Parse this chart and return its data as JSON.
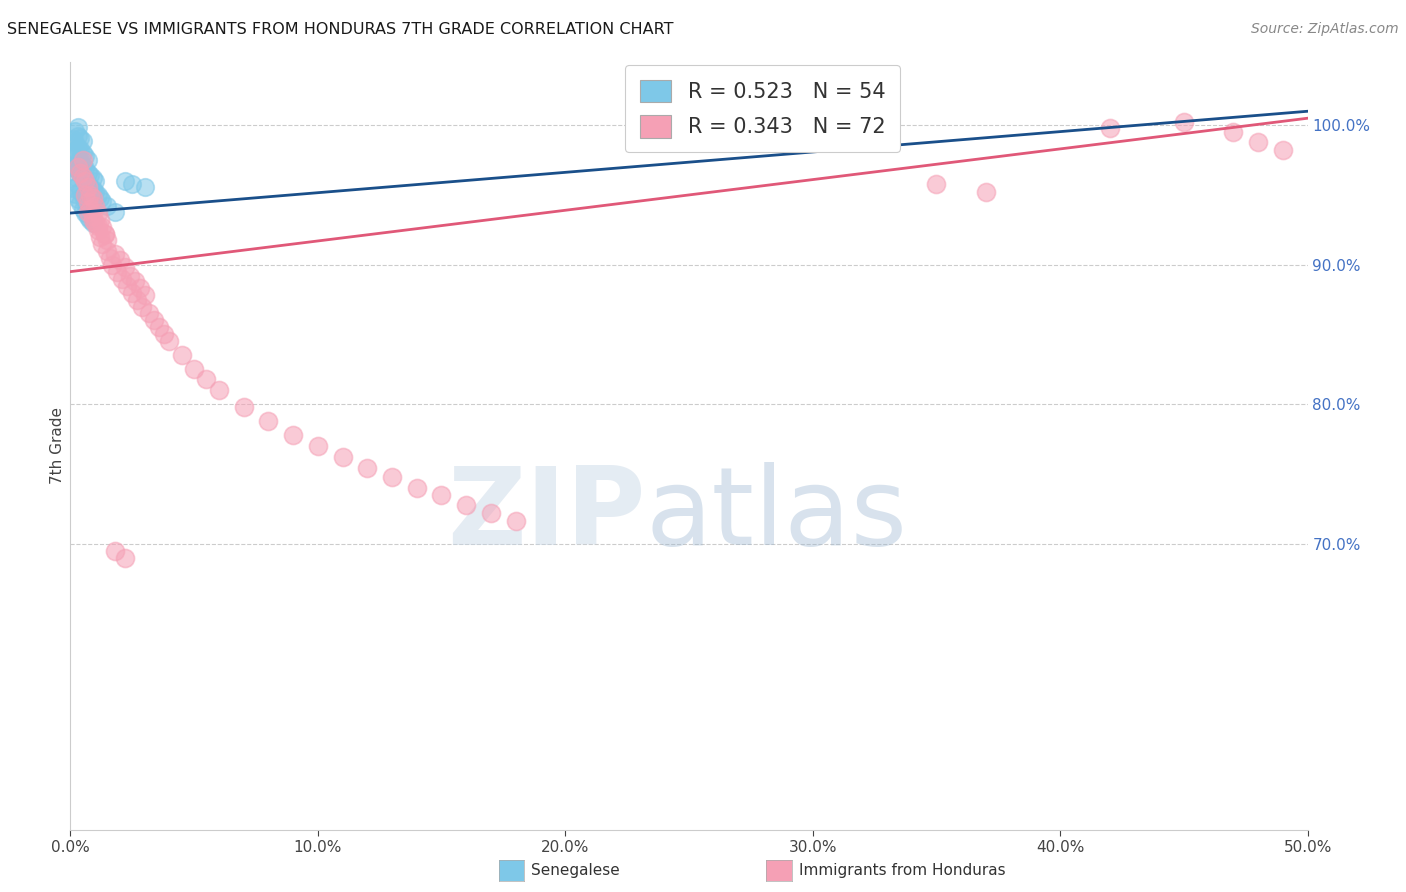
{
  "title": "SENEGALESE VS IMMIGRANTS FROM HONDURAS 7TH GRADE CORRELATION CHART",
  "source": "Source: ZipAtlas.com",
  "ylabel": "7th Grade",
  "legend_r_blue": "0.523",
  "legend_n_blue": "54",
  "legend_r_pink": "0.343",
  "legend_n_pink": "72",
  "xlim": [
    0.0,
    0.5
  ],
  "ylim": [
    0.495,
    1.045
  ],
  "blue_color": "#7ec8e8",
  "pink_color": "#f5a0b5",
  "blue_line_color": "#1a4f8a",
  "pink_line_color": "#e05878",
  "grid_color": "#cccccc",
  "blue_trend": [
    0.0,
    0.937,
    0.5,
    1.01
  ],
  "pink_trend": [
    0.0,
    0.895,
    0.5,
    1.005
  ],
  "blue_x": [
    0.001,
    0.001,
    0.001,
    0.002,
    0.002,
    0.002,
    0.002,
    0.003,
    0.003,
    0.003,
    0.003,
    0.003,
    0.004,
    0.004,
    0.004,
    0.004,
    0.005,
    0.005,
    0.005,
    0.005,
    0.006,
    0.006,
    0.006,
    0.007,
    0.007,
    0.007,
    0.008,
    0.008,
    0.009,
    0.009,
    0.01,
    0.01,
    0.011,
    0.012,
    0.013,
    0.015,
    0.018,
    0.022,
    0.025,
    0.03,
    0.001,
    0.002,
    0.002,
    0.003,
    0.003,
    0.004,
    0.004,
    0.005,
    0.005,
    0.006,
    0.006,
    0.007,
    0.008,
    0.009
  ],
  "blue_y": [
    0.97,
    0.98,
    0.99,
    0.972,
    0.982,
    0.988,
    0.996,
    0.968,
    0.975,
    0.984,
    0.992,
    0.999,
    0.965,
    0.974,
    0.983,
    0.991,
    0.963,
    0.971,
    0.98,
    0.989,
    0.96,
    0.969,
    0.978,
    0.958,
    0.966,
    0.975,
    0.956,
    0.964,
    0.954,
    0.962,
    0.952,
    0.96,
    0.95,
    0.948,
    0.946,
    0.942,
    0.938,
    0.96,
    0.958,
    0.956,
    0.955,
    0.951,
    0.963,
    0.947,
    0.957,
    0.944,
    0.953,
    0.94,
    0.949,
    0.937,
    0.946,
    0.934,
    0.932,
    0.93
  ],
  "pink_x": [
    0.003,
    0.004,
    0.005,
    0.005,
    0.006,
    0.006,
    0.007,
    0.007,
    0.008,
    0.008,
    0.009,
    0.009,
    0.01,
    0.01,
    0.011,
    0.011,
    0.012,
    0.012,
    0.013,
    0.013,
    0.014,
    0.015,
    0.015,
    0.016,
    0.017,
    0.018,
    0.019,
    0.02,
    0.021,
    0.022,
    0.023,
    0.024,
    0.025,
    0.026,
    0.027,
    0.028,
    0.029,
    0.03,
    0.032,
    0.034,
    0.036,
    0.038,
    0.04,
    0.045,
    0.05,
    0.055,
    0.06,
    0.07,
    0.08,
    0.09,
    0.1,
    0.11,
    0.12,
    0.13,
    0.14,
    0.15,
    0.16,
    0.17,
    0.18,
    0.35,
    0.37,
    0.42,
    0.45,
    0.47,
    0.48,
    0.49,
    0.007,
    0.009,
    0.011,
    0.014,
    0.018,
    0.022
  ],
  "pink_y": [
    0.97,
    0.966,
    0.963,
    0.975,
    0.95,
    0.96,
    0.945,
    0.956,
    0.94,
    0.95,
    0.935,
    0.948,
    0.93,
    0.942,
    0.925,
    0.937,
    0.92,
    0.932,
    0.915,
    0.927,
    0.922,
    0.91,
    0.918,
    0.905,
    0.9,
    0.908,
    0.895,
    0.903,
    0.89,
    0.898,
    0.885,
    0.892,
    0.88,
    0.888,
    0.875,
    0.883,
    0.87,
    0.878,
    0.865,
    0.86,
    0.855,
    0.85,
    0.845,
    0.835,
    0.825,
    0.818,
    0.81,
    0.798,
    0.788,
    0.778,
    0.77,
    0.762,
    0.754,
    0.748,
    0.74,
    0.735,
    0.728,
    0.722,
    0.716,
    0.958,
    0.952,
    0.998,
    1.002,
    0.995,
    0.988,
    0.982,
    0.938,
    0.932,
    0.928,
    0.922,
    0.695,
    0.69
  ]
}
━━━━━━━━━━
Exercise description | Copy everything in the records above except the pictures, exactly as written.

Full solution |
Parse this chart and return its data as JSON.
{
  "title": "SENEGALESE VS IMMIGRANTS FROM HONDURAS 7TH GRADE CORRELATION CHART",
  "source": "Source: ZipAtlas.com",
  "ylabel": "7th Grade",
  "legend_r_blue": "0.523",
  "legend_n_blue": "54",
  "legend_r_pink": "0.343",
  "legend_n_pink": "72",
  "xlim": [
    0.0,
    0.5
  ],
  "ylim": [
    0.495,
    1.045
  ],
  "blue_color": "#7ec8e8",
  "pink_color": "#f5a0b5",
  "blue_line_color": "#1a4f8a",
  "pink_line_color": "#e05878",
  "grid_color": "#cccccc",
  "blue_trend": [
    0.0,
    0.937,
    0.5,
    1.01
  ],
  "pink_trend": [
    0.0,
    0.895,
    0.5,
    1.005
  ],
  "blue_x": [
    0.001,
    0.001,
    0.001,
    0.002,
    0.002,
    0.002,
    0.002,
    0.003,
    0.003,
    0.003,
    0.003,
    0.003,
    0.004,
    0.004,
    0.004,
    0.004,
    0.005,
    0.005,
    0.005,
    0.005,
    0.006,
    0.006,
    0.006,
    0.007,
    0.007,
    0.007,
    0.008,
    0.008,
    0.009,
    0.009,
    0.01,
    0.01,
    0.011,
    0.012,
    0.013,
    0.015,
    0.018,
    0.022,
    0.025,
    0.03,
    0.001,
    0.002,
    0.002,
    0.003,
    0.003,
    0.004,
    0.004,
    0.005,
    0.005,
    0.006,
    0.006,
    0.007,
    0.008,
    0.009
  ],
  "blue_y": [
    0.97,
    0.98,
    0.99,
    0.972,
    0.982,
    0.988,
    0.996,
    0.968,
    0.975,
    0.984,
    0.992,
    0.999,
    0.965,
    0.974,
    0.983,
    0.991,
    0.963,
    0.971,
    0.98,
    0.989,
    0.96,
    0.969,
    0.978,
    0.958,
    0.966,
    0.975,
    0.956,
    0.964,
    0.954,
    0.962,
    0.952,
    0.96,
    0.95,
    0.948,
    0.946,
    0.942,
    0.938,
    0.96,
    0.958,
    0.956,
    0.955,
    0.951,
    0.963,
    0.947,
    0.957,
    0.944,
    0.953,
    0.94,
    0.949,
    0.937,
    0.946,
    0.934,
    0.932,
    0.93
  ],
  "pink_x": [
    0.003,
    0.004,
    0.005,
    0.005,
    0.006,
    0.006,
    0.007,
    0.007,
    0.008,
    0.008,
    0.009,
    0.009,
    0.01,
    0.01,
    0.011,
    0.011,
    0.012,
    0.012,
    0.013,
    0.013,
    0.014,
    0.015,
    0.015,
    0.016,
    0.017,
    0.018,
    0.019,
    0.02,
    0.021,
    0.022,
    0.023,
    0.024,
    0.025,
    0.026,
    0.027,
    0.028,
    0.029,
    0.03,
    0.032,
    0.034,
    0.036,
    0.038,
    0.04,
    0.045,
    0.05,
    0.055,
    0.06,
    0.07,
    0.08,
    0.09,
    0.1,
    0.11,
    0.12,
    0.13,
    0.14,
    0.15,
    0.16,
    0.17,
    0.18,
    0.35,
    0.37,
    0.42,
    0.45,
    0.47,
    0.48,
    0.49,
    0.007,
    0.009,
    0.011,
    0.014,
    0.018,
    0.022
  ],
  "pink_y": [
    0.97,
    0.966,
    0.963,
    0.975,
    0.95,
    0.96,
    0.945,
    0.956,
    0.94,
    0.95,
    0.935,
    0.948,
    0.93,
    0.942,
    0.925,
    0.937,
    0.92,
    0.932,
    0.915,
    0.927,
    0.922,
    0.91,
    0.918,
    0.905,
    0.9,
    0.908,
    0.895,
    0.903,
    0.89,
    0.898,
    0.885,
    0.892,
    0.88,
    0.888,
    0.875,
    0.883,
    0.87,
    0.878,
    0.865,
    0.86,
    0.855,
    0.85,
    0.845,
    0.835,
    0.825,
    0.818,
    0.81,
    0.798,
    0.788,
    0.778,
    0.77,
    0.762,
    0.754,
    0.748,
    0.74,
    0.735,
    0.728,
    0.722,
    0.716,
    0.958,
    0.952,
    0.998,
    1.002,
    0.995,
    0.988,
    0.982,
    0.938,
    0.932,
    0.928,
    0.922,
    0.695,
    0.69
  ]
}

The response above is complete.